:: DIRECTIONS ::
Copy each line below that contains "this".

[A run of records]
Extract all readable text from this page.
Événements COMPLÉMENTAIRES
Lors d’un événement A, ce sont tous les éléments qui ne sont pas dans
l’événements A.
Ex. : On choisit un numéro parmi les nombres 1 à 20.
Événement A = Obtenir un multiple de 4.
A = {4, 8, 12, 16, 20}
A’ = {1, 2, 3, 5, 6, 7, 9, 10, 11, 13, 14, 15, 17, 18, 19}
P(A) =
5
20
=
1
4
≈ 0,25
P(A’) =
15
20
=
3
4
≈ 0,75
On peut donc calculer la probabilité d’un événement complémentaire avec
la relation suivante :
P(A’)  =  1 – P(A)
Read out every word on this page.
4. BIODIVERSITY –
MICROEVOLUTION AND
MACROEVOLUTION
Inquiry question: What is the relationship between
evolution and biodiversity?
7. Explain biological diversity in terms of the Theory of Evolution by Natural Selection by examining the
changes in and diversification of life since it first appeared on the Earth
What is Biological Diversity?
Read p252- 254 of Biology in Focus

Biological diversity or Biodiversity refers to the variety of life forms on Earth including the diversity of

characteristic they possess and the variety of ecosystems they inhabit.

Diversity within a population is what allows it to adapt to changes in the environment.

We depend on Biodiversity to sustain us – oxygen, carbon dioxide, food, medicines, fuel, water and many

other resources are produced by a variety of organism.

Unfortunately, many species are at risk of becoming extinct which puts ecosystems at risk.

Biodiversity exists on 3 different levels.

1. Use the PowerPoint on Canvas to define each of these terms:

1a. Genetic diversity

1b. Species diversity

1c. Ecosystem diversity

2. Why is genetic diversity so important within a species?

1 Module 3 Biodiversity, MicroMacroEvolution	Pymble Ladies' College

:: SOLUTION ::
Extract all readable text from this page.
Read out every word on this page.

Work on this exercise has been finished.